Task objective:
Write the data out again, character for character, with no images.

══ Rows ══

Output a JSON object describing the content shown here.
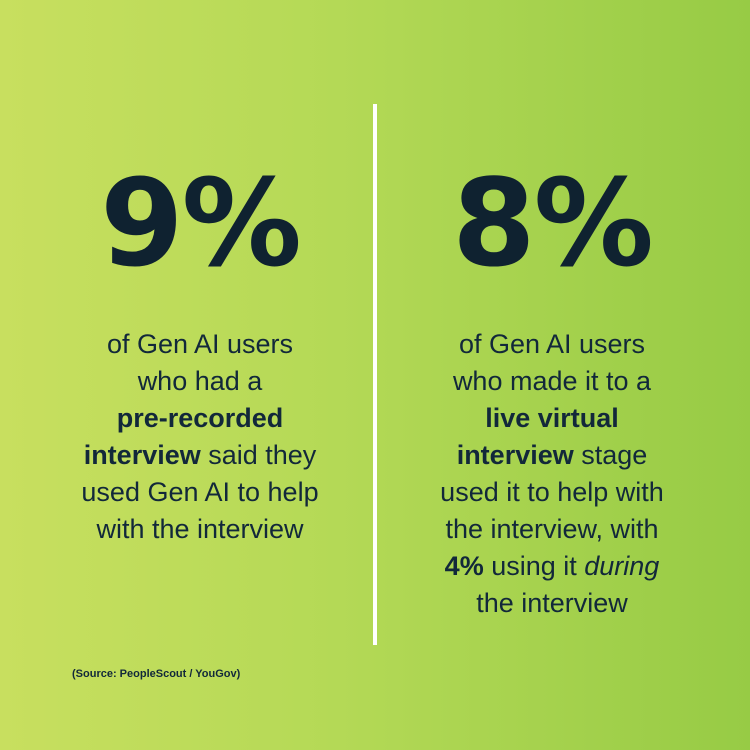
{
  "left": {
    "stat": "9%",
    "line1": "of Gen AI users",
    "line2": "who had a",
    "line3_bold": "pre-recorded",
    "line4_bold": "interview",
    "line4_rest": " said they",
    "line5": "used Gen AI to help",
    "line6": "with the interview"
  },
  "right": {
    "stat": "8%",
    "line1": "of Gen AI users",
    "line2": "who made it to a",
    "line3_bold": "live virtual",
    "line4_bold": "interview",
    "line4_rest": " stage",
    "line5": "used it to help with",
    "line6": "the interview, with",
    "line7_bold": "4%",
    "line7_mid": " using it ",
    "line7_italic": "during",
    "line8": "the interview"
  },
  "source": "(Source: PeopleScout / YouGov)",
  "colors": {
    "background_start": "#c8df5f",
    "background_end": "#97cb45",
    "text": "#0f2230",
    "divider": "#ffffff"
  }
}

═══

Right answer:
Output a JSON object describing the content shown here.
{
  "left": {
    "stat": "9%",
    "line1": "of Gen AI users",
    "line2": "who had a",
    "line3_bold": "pre-recorded",
    "line4_bold": "interview",
    "line4_rest": " said they",
    "line5": "used Gen AI to help",
    "line6": "with the interview"
  },
  "right": {
    "stat": "8%",
    "line1": "of Gen AI users",
    "line2": "who made it to a",
    "line3_bold": "live virtual",
    "line4_bold": "interview",
    "line4_rest": " stage",
    "line5": "used it to help with",
    "line6": "the interview, with",
    "line7_bold": "4%",
    "line7_mid": " using it ",
    "line7_italic": "during",
    "line8": "the interview"
  },
  "source": "(Source: PeopleScout / YouGov)",
  "colors": {
    "background_start": "#c8df5f",
    "background_end": "#97cb45",
    "text": "#0f2230",
    "divider": "#ffffff"
  }
}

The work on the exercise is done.